**The problem:**
Write the records out again, precisely as they stand.

**Records shown:**
-.-.-

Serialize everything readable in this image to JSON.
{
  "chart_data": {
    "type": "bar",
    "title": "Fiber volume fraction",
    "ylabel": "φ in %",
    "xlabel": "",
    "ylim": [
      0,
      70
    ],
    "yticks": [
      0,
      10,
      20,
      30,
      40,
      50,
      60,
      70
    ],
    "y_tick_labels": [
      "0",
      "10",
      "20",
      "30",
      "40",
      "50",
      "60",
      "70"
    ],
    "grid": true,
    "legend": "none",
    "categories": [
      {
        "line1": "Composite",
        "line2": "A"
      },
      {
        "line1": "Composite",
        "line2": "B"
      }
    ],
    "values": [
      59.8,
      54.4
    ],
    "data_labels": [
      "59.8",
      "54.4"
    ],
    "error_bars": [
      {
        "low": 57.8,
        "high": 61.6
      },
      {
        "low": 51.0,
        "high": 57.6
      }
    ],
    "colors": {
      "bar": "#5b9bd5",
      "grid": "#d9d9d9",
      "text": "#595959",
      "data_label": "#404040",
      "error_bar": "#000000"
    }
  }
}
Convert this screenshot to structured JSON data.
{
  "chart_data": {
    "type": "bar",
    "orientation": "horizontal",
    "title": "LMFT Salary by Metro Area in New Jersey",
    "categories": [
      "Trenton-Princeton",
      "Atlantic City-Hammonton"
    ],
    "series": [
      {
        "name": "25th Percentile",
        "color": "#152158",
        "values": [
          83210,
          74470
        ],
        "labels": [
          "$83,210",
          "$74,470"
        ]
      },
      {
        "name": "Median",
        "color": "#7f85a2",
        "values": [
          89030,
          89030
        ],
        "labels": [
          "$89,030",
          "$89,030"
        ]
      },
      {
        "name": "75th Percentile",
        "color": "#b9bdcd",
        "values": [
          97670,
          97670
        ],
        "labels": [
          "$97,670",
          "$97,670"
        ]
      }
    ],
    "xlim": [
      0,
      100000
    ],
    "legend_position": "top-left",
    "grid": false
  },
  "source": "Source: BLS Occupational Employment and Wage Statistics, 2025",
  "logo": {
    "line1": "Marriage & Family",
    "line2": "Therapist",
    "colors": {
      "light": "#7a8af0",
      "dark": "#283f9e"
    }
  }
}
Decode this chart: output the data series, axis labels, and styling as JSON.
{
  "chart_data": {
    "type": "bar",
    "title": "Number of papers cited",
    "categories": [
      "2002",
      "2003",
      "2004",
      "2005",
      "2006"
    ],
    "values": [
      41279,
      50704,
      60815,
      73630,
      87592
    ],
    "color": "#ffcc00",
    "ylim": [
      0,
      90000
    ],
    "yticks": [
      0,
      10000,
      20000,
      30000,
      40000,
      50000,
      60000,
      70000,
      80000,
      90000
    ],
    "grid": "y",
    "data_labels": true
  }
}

-.-.-

**Answer for this exercise:**
Serialize everything readable in this image to JSON.
{
  "chart_data": {
    "type": "bar",
    "title": "Fiber volume fraction",
    "ylabel": "φ in %",
    "xlabel": "",
    "ylim": [
      0,
      70
    ],
    "yticks": [
      0,
      10,
      20,
      30,
      40,
      50,
      60,
      70
    ],
    "y_tick_labels": [
      "0",
      "10",
      "20",
      "30",
      "40",
      "50",
      "60",
      "70"
    ],
    "grid": true,
    "legend": "none",
    "categories": [
      {
        "line1": "Composite",
        "line2": "A"
      },
      {
        "line1": "Composite",
        "line2": "B"
      }
    ],
    "values": [
      59.8,
      54.4
    ],
    "data_labels": [
      "59.8",
      "54.4"
    ],
    "error_bars": [
      {
        "low": 57.8,
        "high": 61.6
      },
      {
        "low": 51.0,
        "high": 57.6
      }
    ],
    "colors": {
      "bar": "#5b9bd5",
      "grid": "#d9d9d9",
      "text": "#595959",
      "data_label": "#404040",
      "error_bar": "#000000"
    }
  }
}
Convert this screenshot to structured JSON data.
{
  "chart_data": {
    "type": "bar",
    "orientation": "horizontal",
    "title": "LMFT Salary by Metro Area in New Jersey",
    "categories": [
      "Trenton-Princeton",
      "Atlantic City-Hammonton"
    ],
    "series": [
      {
        "name": "25th Percentile",
        "color": "#152158",
        "values": [
          83210,
          74470
        ],
        "labels": [
          "$83,210",
          "$74,470"
        ]
      },
      {
        "name": "Median",
        "color": "#7f85a2",
        "values": [
          89030,
          89030
        ],
        "labels": [
          "$89,030",
          "$89,030"
        ]
      },
      {
        "name": "75th Percentile",
        "color": "#b9bdcd",
        "values": [
          97670,
          97670
        ],
        "labels": [
          "$97,670",
          "$97,670"
        ]
      }
    ],
    "xlim": [
      0,
      100000
    ],
    "legend_position": "top-left",
    "grid": false
  },
  "source": "Source: BLS Occupational Employment and Wage Statistics, 2025",
  "logo": {
    "line1": "Marriage & Family",
    "line2": "Therapist",
    "colors": {
      "light": "#7a8af0",
      "dark": "#283f9e"
    }
  }
}
Decode this chart: output the data series, axis labels, and styling as JSON.
{
  "chart_data": {
    "type": "bar",
    "title": "Number of papers cited",
    "categories": [
      "2002",
      "2003",
      "2004",
      "2005",
      "2006"
    ],
    "values": [
      41279,
      50704,
      60815,
      73630,
      87592
    ],
    "color": "#ffcc00",
    "ylim": [
      0,
      90000
    ],
    "yticks": [
      0,
      10000,
      20000,
      30000,
      40000,
      50000,
      60000,
      70000,
      80000,
      90000
    ],
    "grid": "y",
    "data_labels": true
  }
}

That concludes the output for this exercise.